From the records below, extract all the text exactly and leave the images behind.

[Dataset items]
****************************************

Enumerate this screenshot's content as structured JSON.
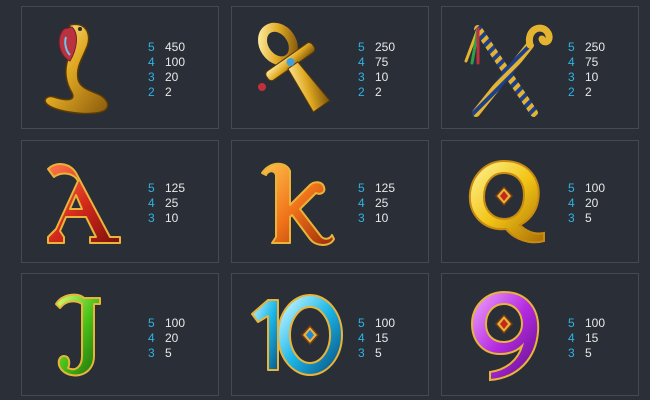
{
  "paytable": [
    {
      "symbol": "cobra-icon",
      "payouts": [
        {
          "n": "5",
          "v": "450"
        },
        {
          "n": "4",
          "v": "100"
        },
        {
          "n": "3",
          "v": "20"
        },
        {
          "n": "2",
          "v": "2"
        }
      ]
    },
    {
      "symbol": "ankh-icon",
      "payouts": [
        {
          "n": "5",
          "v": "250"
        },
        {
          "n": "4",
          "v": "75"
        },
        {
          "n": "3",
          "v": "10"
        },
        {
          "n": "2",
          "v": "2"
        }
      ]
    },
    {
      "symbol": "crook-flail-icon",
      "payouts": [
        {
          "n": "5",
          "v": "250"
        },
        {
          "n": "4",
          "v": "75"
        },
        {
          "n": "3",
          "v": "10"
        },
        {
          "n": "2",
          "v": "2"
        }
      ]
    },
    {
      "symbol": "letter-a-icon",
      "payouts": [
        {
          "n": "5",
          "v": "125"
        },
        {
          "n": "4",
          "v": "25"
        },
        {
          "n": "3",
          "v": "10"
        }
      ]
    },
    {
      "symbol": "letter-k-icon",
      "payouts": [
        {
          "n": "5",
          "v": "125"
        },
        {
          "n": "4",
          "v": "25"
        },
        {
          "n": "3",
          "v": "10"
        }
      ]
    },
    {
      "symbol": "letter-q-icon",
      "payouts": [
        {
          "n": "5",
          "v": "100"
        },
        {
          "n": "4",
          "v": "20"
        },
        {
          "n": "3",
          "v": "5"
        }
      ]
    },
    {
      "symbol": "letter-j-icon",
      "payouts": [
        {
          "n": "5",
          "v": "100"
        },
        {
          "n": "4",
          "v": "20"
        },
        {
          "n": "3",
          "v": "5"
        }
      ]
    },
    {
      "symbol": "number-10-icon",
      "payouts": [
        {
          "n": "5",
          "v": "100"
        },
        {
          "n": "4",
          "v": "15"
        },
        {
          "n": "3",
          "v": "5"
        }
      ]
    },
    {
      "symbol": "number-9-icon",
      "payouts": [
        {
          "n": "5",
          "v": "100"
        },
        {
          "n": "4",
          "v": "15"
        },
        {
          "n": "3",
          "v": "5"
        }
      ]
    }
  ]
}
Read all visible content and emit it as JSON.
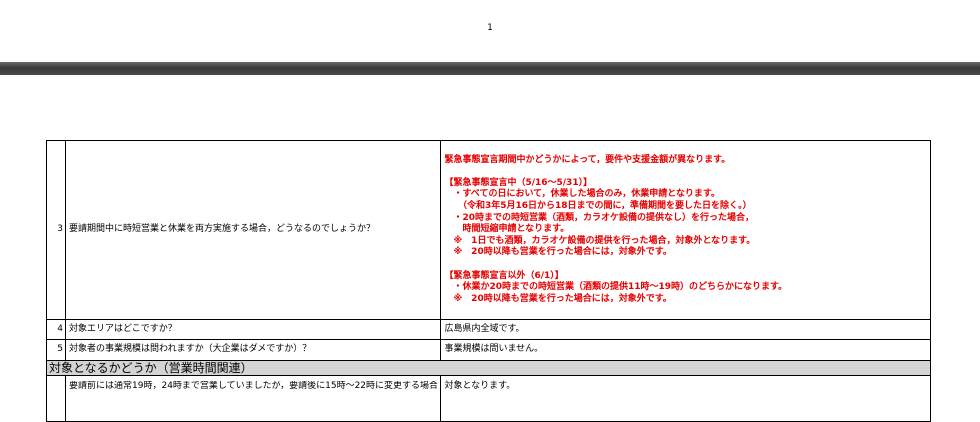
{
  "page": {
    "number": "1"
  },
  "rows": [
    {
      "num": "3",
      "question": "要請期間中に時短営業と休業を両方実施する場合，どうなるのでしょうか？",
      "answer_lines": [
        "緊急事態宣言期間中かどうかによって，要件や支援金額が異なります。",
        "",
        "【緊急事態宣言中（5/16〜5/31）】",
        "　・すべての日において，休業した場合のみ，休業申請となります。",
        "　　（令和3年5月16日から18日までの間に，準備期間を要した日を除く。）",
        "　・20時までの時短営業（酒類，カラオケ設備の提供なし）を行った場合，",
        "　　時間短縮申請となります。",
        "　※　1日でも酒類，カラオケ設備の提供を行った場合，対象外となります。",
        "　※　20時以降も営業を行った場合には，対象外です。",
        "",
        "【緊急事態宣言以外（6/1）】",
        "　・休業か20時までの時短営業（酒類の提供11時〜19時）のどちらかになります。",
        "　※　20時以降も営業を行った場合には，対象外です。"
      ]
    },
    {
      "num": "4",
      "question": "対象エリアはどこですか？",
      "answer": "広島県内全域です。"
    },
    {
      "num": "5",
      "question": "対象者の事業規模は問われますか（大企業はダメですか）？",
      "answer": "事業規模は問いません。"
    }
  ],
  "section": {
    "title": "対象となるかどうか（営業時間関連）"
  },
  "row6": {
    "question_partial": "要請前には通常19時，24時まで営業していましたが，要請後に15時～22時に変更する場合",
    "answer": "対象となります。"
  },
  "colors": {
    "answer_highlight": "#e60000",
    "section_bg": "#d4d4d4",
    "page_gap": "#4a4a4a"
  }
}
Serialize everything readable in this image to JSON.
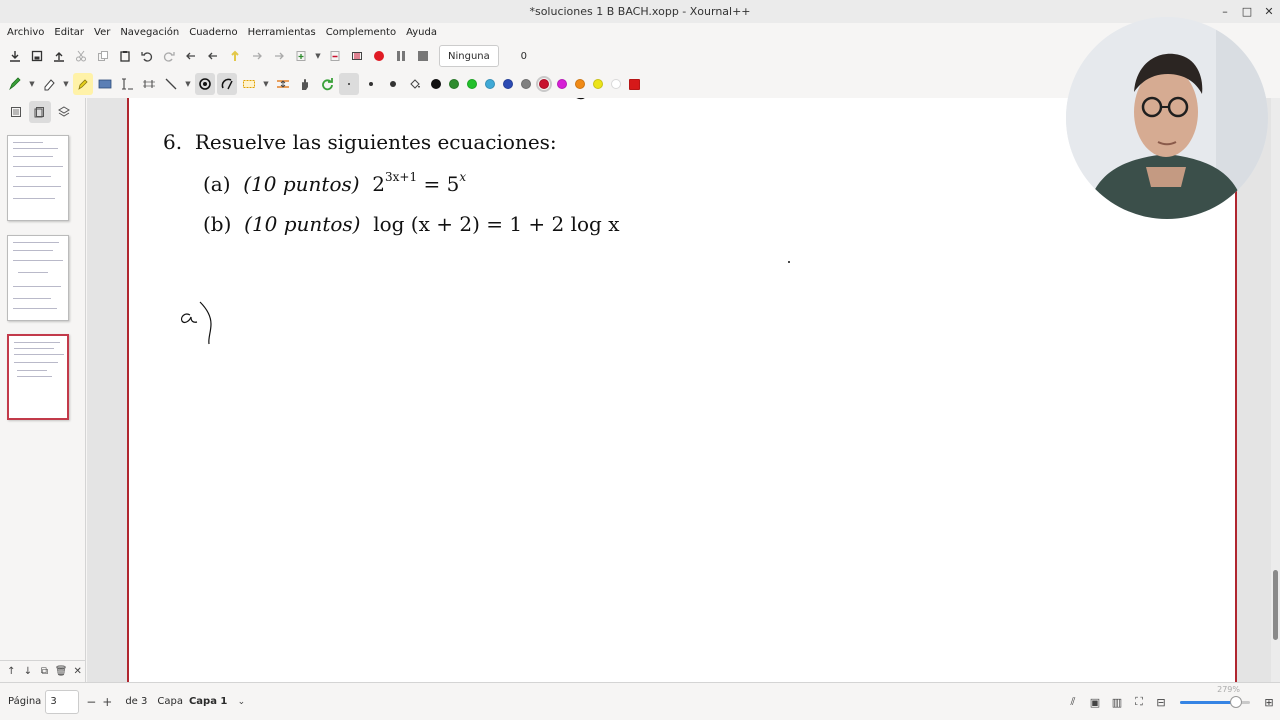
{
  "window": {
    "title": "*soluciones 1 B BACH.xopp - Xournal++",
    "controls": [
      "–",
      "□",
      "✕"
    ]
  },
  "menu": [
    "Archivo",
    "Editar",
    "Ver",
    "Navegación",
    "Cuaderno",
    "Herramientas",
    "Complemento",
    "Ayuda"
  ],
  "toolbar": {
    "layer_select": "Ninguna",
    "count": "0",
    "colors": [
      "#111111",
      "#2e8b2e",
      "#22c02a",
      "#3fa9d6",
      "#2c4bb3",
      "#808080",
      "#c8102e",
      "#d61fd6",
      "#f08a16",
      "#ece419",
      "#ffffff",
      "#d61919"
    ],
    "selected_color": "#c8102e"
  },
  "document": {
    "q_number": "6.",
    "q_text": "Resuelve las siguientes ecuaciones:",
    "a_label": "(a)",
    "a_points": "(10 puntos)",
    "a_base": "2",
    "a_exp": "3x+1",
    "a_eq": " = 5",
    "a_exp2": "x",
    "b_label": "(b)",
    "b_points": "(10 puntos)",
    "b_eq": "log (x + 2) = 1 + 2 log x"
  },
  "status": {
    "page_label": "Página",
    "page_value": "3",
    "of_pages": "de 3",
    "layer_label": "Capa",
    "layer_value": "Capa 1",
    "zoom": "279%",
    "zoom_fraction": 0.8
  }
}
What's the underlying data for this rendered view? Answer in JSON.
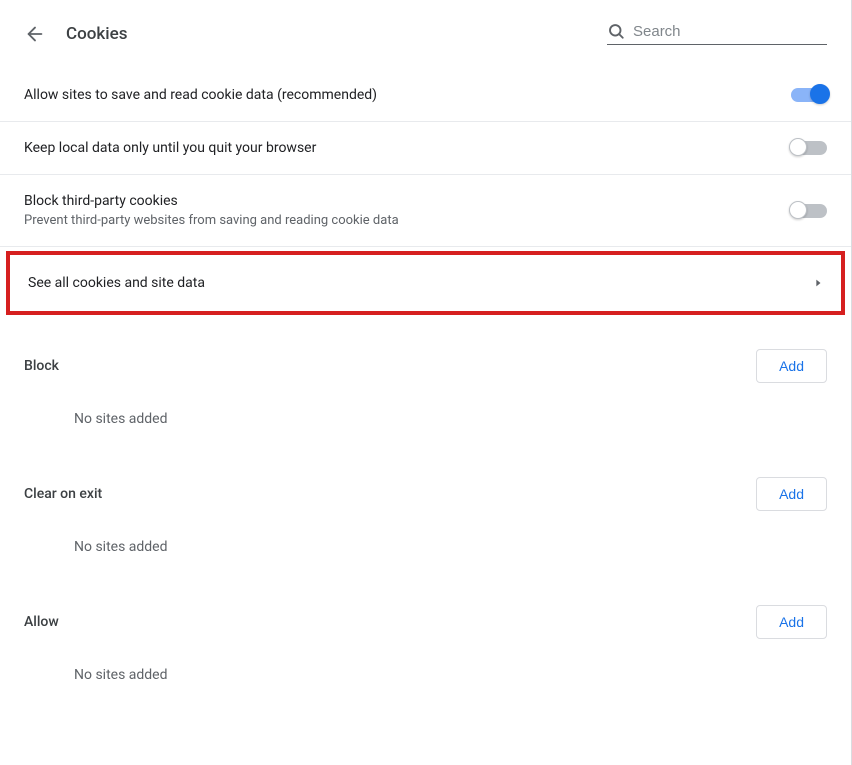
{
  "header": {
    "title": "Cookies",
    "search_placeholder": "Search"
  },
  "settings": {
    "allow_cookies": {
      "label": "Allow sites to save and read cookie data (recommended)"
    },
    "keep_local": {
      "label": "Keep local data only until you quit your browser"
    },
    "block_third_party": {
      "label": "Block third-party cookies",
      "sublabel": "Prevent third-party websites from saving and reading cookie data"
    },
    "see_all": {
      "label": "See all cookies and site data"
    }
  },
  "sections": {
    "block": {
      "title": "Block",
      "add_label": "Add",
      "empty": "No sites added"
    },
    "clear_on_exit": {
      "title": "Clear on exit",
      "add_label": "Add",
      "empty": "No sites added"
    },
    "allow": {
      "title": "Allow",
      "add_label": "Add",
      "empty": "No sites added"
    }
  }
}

****************************************

- Exercise output
Enumerate this screenshot's content as structured JSON.
{
  "paytable": [
    {
      "symbol": "cobra-icon",
      "payouts": [
        {
          "n": "5",
          "v": "450"
        },
        {
          "n": "4",
          "v": "100"
        },
        {
          "n": "3",
          "v": "20"
        },
        {
          "n": "2",
          "v": "2"
        }
      ]
    },
    {
      "symbol": "ankh-icon",
      "payouts": [
        {
          "n": "5",
          "v": "250"
        },
        {
          "n": "4",
          "v": "75"
        },
        {
          "n": "3",
          "v": "10"
        },
        {
          "n": "2",
          "v": "2"
        }
      ]
    },
    {
      "symbol": "crook-flail-icon",
      "payouts": [
        {
          "n": "5",
          "v": "250"
        },
        {
          "n": "4",
          "v": "75"
        },
        {
          "n": "3",
          "v": "10"
        },
        {
          "n": "2",
          "v": "2"
        }
      ]
    },
    {
      "symbol": "letter-a-icon",
      "payouts": [
        {
          "n": "5",
          "v": "125"
        },
        {
          "n": "4",
          "v": "25"
        },
        {
          "n": "3",
          "v": "10"
        }
      ]
    },
    {
      "symbol": "letter-k-icon",
      "payouts": [
        {
          "n": "5",
          "v": "125"
        },
        {
          "n": "4",
          "v": "25"
        },
        {
          "n": "3",
          "v": "10"
        }
      ]
    },
    {
      "symbol": "letter-q-icon",
      "payouts": [
        {
          "n": "5",
          "v": "100"
        },
        {
          "n": "4",
          "v": "20"
        },
        {
          "n": "3",
          "v": "5"
        }
      ]
    },
    {
      "symbol": "letter-j-icon",
      "payouts": [
        {
          "n": "5",
          "v": "100"
        },
        {
          "n": "4",
          "v": "20"
        },
        {
          "n": "3",
          "v": "5"
        }
      ]
    },
    {
      "symbol": "number-10-icon",
      "payouts": [
        {
          "n": "5",
          "v": "100"
        },
        {
          "n": "4",
          "v": "15"
        },
        {
          "n": "3",
          "v": "5"
        }
      ]
    },
    {
      "symbol": "number-9-icon",
      "payouts": [
        {
          "n": "5",
          "v": "100"
        },
        {
          "n": "4",
          "v": "15"
        },
        {
          "n": "3",
          "v": "5"
        }
      ]
    }
  ]
}
Read all visible content and emit it as JSON.
{
  "page": {
    "number": "1"
  },
  "rows": [
    {
      "num": "3",
      "question": "要請期間中に時短営業と休業を両方実施する場合，どうなるのでしょうか？",
      "answer_lines": [
        "緊急事態宣言期間中かどうかによって，要件や支援金額が異なります。",
        "",
        "【緊急事態宣言中（5/16〜5/31）】",
        "　・すべての日において，休業した場合のみ，休業申請となります。",
        "　　（令和3年5月16日から18日までの間に，準備期間を要した日を除く。）",
        "　・20時までの時短営業（酒類，カラオケ設備の提供なし）を行った場合，",
        "　　時間短縮申請となります。",
        "　※　1日でも酒類，カラオケ設備の提供を行った場合，対象外となります。",
        "　※　20時以降も営業を行った場合には，対象外です。",
        "",
        "【緊急事態宣言以外（6/1）】",
        "　・休業か20時までの時短営業（酒類の提供11時〜19時）のどちらかになります。",
        "　※　20時以降も営業を行った場合には，対象外です。"
      ]
    },
    {
      "num": "4",
      "question": "対象エリアはどこですか？",
      "answer": "広島県内全域です。"
    },
    {
      "num": "5",
      "question": "対象者の事業規模は問われますか（大企業はダメですか）？",
      "answer": "事業規模は問いません。"
    }
  ],
  "section": {
    "title": "対象となるかどうか（営業時間関連）"
  },
  "row6": {
    "question_partial": "要請前には通常19時，24時まで営業していましたが，要請後に15時～22時に変更する場合",
    "answer": "対象となります。"
  },
  "colors": {
    "answer_highlight": "#e60000",
    "section_bg": "#d4d4d4",
    "page_gap": "#4a4a4a"
  }
}
Serialize everything readable in this image to JSON.
{
  "window": {
    "title": "*soluciones 1 B BACH.xopp - Xournal++",
    "controls": [
      "–",
      "□",
      "✕"
    ]
  },
  "menu": [
    "Archivo",
    "Editar",
    "Ver",
    "Navegación",
    "Cuaderno",
    "Herramientas",
    "Complemento",
    "Ayuda"
  ],
  "toolbar": {
    "layer_select": "Ninguna",
    "count": "0",
    "colors": [
      "#111111",
      "#2e8b2e",
      "#22c02a",
      "#3fa9d6",
      "#2c4bb3",
      "#808080",
      "#c8102e",
      "#d61fd6",
      "#f08a16",
      "#ece419",
      "#ffffff",
      "#d61919"
    ],
    "selected_color": "#c8102e"
  },
  "document": {
    "q_number": "6.",
    "q_text": "Resuelve las siguientes ecuaciones:",
    "a_label": "(a)",
    "a_points": "(10 puntos)",
    "a_base": "2",
    "a_exp": "3x+1",
    "a_eq": " = 5",
    "a_exp2": "x",
    "b_label": "(b)",
    "b_points": "(10 puntos)",
    "b_eq": "log (x + 2) = 1 + 2 log x"
  },
  "status": {
    "page_label": "Página",
    "page_value": "3",
    "of_pages": "de 3",
    "layer_label": "Capa",
    "layer_value": "Capa 1",
    "zoom": "279%",
    "zoom_fraction": 0.8
  }
}
What's the underlying data for this rendered view? Answer in JSON.
{
  "header": {
    "title": "Cookies",
    "search_placeholder": "Search"
  },
  "settings": {
    "allow_cookies": {
      "label": "Allow sites to save and read cookie data (recommended)"
    },
    "keep_local": {
      "label": "Keep local data only until you quit your browser"
    },
    "block_third_party": {
      "label": "Block third-party cookies",
      "sublabel": "Prevent third-party websites from saving and reading cookie data"
    },
    "see_all": {
      "label": "See all cookies and site data"
    }
  },
  "sections": {
    "block": {
      "title": "Block",
      "add_label": "Add",
      "empty": "No sites added"
    },
    "clear_on_exit": {
      "title": "Clear on exit",
      "add_label": "Add",
      "empty": "No sites added"
    },
    "allow": {
      "title": "Allow",
      "add_label": "Add",
      "empty": "No sites added"
    }
  }
}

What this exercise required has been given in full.